* **What the task requires**:
Copy all the material that follows, keeping every character the same.

* **Given records**:

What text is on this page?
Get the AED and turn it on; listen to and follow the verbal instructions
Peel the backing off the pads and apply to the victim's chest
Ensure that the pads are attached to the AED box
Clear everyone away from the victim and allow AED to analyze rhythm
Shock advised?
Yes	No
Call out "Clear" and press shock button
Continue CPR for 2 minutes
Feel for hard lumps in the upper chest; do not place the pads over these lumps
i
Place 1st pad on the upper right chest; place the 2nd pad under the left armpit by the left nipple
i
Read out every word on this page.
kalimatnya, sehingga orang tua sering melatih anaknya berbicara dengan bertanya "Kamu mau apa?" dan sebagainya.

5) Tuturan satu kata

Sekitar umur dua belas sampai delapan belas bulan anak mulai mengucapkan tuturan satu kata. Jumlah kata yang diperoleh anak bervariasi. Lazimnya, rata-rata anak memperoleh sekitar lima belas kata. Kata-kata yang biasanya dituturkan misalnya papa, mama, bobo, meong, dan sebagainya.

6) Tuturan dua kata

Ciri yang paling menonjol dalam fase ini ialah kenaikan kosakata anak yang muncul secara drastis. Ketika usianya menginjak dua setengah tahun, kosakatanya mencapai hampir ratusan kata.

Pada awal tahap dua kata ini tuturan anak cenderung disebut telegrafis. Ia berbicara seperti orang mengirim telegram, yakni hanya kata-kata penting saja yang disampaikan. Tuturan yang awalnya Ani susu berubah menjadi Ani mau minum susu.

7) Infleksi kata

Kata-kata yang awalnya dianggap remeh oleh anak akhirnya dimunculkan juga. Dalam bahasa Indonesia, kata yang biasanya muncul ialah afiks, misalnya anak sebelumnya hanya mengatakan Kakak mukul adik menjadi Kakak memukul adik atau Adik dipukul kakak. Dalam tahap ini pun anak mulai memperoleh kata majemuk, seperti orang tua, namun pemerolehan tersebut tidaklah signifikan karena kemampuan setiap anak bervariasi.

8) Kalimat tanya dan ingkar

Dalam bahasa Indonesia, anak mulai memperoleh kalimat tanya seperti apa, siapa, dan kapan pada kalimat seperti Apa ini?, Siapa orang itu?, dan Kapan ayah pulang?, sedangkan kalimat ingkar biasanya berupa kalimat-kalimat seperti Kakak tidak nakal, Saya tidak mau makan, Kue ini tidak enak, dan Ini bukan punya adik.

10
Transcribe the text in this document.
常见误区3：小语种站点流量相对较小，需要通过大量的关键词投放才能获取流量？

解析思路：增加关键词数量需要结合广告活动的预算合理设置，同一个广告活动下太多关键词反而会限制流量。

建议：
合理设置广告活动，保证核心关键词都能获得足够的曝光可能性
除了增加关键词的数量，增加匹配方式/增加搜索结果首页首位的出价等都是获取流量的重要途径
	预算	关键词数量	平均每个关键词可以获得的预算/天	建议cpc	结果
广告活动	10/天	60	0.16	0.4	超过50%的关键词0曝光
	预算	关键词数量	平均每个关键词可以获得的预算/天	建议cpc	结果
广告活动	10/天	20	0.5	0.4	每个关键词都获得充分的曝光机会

* **Solution to this exercise**:
What text is on this page?
Get the AED and turn it on; listen to and follow the verbal instructions
Peel the backing off the pads and apply to the victim's chest
Ensure that the pads are attached to the AED box
Clear everyone away from the victim and allow AED to analyze rhythm
Shock advised?
Yes	No
Call out "Clear" and press shock button
Continue CPR for 2 minutes
Feel for hard lumps in the upper chest; do not place the pads over these lumps
i
Place 1st pad on the upper right chest; place the 2nd pad under the left armpit by the left nipple
i
Read out every word on this page.
kalimatnya, sehingga orang tua sering melatih anaknya berbicara dengan bertanya "Kamu mau apa?" dan sebagainya.

5) Tuturan satu kata

Sekitar umur dua belas sampai delapan belas bulan anak mulai mengucapkan tuturan satu kata. Jumlah kata yang diperoleh anak bervariasi. Lazimnya, rata-rata anak memperoleh sekitar lima belas kata. Kata-kata yang biasanya dituturkan misalnya papa, mama, bobo, meong, dan sebagainya.

6) Tuturan dua kata

Ciri yang paling menonjol dalam fase ini ialah kenaikan kosakata anak yang muncul secara drastis. Ketika usianya menginjak dua setengah tahun, kosakatanya mencapai hampir ratusan kata.

Pada awal tahap dua kata ini tuturan anak cenderung disebut telegrafis. Ia berbicara seperti orang mengirim telegram, yakni hanya kata-kata penting saja yang disampaikan. Tuturan yang awalnya Ani susu berubah menjadi Ani mau minum susu.

7) Infleksi kata

Kata-kata yang awalnya dianggap remeh oleh anak akhirnya dimunculkan juga. Dalam bahasa Indonesia, kata yang biasanya muncul ialah afiks, misalnya anak sebelumnya hanya mengatakan Kakak mukul adik menjadi Kakak memukul adik atau Adik dipukul kakak. Dalam tahap ini pun anak mulai memperoleh kata majemuk, seperti orang tua, namun pemerolehan tersebut tidaklah signifikan karena kemampuan setiap anak bervariasi.

8) Kalimat tanya dan ingkar

Dalam bahasa Indonesia, anak mulai memperoleh kalimat tanya seperti apa, siapa, dan kapan pada kalimat seperti Apa ini?, Siapa orang itu?, dan Kapan ayah pulang?, sedangkan kalimat ingkar biasanya berupa kalimat-kalimat seperti Kakak tidak nakal, Saya tidak mau makan, Kue ini tidak enak, dan Ini bukan punya adik.

10
Transcribe the text in this document.
常见误区3：小语种站点流量相对较小，需要通过大量的关键词投放才能获取流量？

解析思路：增加关键词数量需要结合广告活动的预算合理设置，同一个广告活动下太多关键词反而会限制流量。

建议：
合理设置广告活动，保证核心关键词都能获得足够的曝光可能性
除了增加关键词的数量，增加匹配方式/增加搜索结果首页首位的出价等都是获取流量的重要途径
	预算	关键词数量	平均每个关键词可以获得的预算/天	建议cpc	结果
广告活动	10/天	60	0.16	0.4	超过50%的关键词0曝光
	预算	关键词数量	平均每个关键词可以获得的预算/天	建议cpc	结果
广告活动	10/天	20	0.5	0.4	每个关键词都获得充分的曝光机会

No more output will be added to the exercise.